THE REQUEST:
Write out the passage of the Derrick Rose column from "Remember when we" up to and including "the Bulls forever.", word for word.

EXCERPT PROVIDED:
-- begin --

Remember when we all were madly in love with Derrick Rose?

Remember when he was the hottest, freshest, most positive thing in the NBA, let alone hometown Chicago?

It wasn’t that long ago, you know — 2011 — when he became the youngest MVP in NBA history. Only 22. Gonna lead the Bulls forever.

Now?

It seems every year that goes by, the 6-3, 28-year-old point guard from Englewood — currently with the New York Knicks — reveals himself to be a little more fundamentally disconnected from the values, expectations, rituals and demands of being a superstar athlete performing in a business measured by talent, effort, behavior and desire.

You do not, for example, skip a game, as Rose did Monday night, because there was, as Rose stated, ‘‘a family issue’’ back in Chicago.

You just don’t do that.

Or if you do — and, yes, serious family problems can come up for all of us — you get permission to be absent from management, and you make sure your coach, teammates, general manager, ball boy, whoever, know what’s up.

None of which Rose did Monday, when he simply didn’t appear for the Knicks’ home game against the New Orleans Pelicans.

His excuse was lame, dim-witted, lacking a basic sense of cause-effect.

“I didn’t want any distractions to the team,’’ he said of why he told no one he was leaving.

Is it possible that in some time/space continuum a team’s star point guard can vanish without a word and nobody notices? This could be where Rose lives.

He certainly does not hang out in a galaxy where adult decisions are made routinely by adults who do not get charged with (and acquitted of) sexual assault, who do not mumble about how hard they’re trying to come back from injuries, then are rumored to not be trying hard at all, who say things that can only be interpreted as the words of someone who doesn’t care all that much.

-- end --

ENTRIES PROVIDED:
-- begin --

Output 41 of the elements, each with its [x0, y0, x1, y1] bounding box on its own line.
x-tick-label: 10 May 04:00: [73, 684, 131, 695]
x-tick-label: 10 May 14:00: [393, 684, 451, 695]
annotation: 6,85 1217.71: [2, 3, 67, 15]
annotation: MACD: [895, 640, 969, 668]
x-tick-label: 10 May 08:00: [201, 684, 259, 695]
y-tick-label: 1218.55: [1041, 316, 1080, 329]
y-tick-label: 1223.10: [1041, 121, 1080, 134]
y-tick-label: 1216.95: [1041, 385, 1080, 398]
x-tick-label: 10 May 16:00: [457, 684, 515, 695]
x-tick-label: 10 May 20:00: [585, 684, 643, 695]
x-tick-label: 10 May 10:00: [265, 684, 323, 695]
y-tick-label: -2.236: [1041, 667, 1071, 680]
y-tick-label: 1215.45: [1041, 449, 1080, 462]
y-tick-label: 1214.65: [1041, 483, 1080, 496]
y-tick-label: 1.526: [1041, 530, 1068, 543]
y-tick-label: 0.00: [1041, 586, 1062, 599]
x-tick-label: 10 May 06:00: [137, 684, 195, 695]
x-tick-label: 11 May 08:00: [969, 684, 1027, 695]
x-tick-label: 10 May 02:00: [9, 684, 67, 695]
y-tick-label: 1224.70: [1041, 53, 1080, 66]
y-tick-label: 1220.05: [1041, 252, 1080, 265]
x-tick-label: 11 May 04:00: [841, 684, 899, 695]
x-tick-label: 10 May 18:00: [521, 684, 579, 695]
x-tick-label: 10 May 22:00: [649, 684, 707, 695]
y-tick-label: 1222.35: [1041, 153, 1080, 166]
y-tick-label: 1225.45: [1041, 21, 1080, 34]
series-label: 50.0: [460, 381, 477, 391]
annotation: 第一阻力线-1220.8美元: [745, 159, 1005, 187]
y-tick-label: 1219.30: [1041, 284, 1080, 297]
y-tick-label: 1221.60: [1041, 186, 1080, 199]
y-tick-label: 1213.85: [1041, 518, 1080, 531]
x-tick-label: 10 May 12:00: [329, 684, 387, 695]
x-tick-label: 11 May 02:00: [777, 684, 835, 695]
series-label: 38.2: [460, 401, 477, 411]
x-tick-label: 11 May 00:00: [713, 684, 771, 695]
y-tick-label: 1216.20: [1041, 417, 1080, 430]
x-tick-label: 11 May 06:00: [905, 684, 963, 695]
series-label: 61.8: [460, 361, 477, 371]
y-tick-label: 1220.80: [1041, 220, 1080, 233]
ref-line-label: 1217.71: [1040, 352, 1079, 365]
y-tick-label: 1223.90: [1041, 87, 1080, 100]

-- end --

FULL RESPONSE:
Remember when we all were madly in love with Derrick Rose?

Remember when he was the hottest, freshest, most positive thing in the NBA, let alone hometown Chicago?

It wasn’t that long ago, you know — 2011 — when he became the youngest MVP in NBA history. Only 22. Gonna lead the Bulls forever.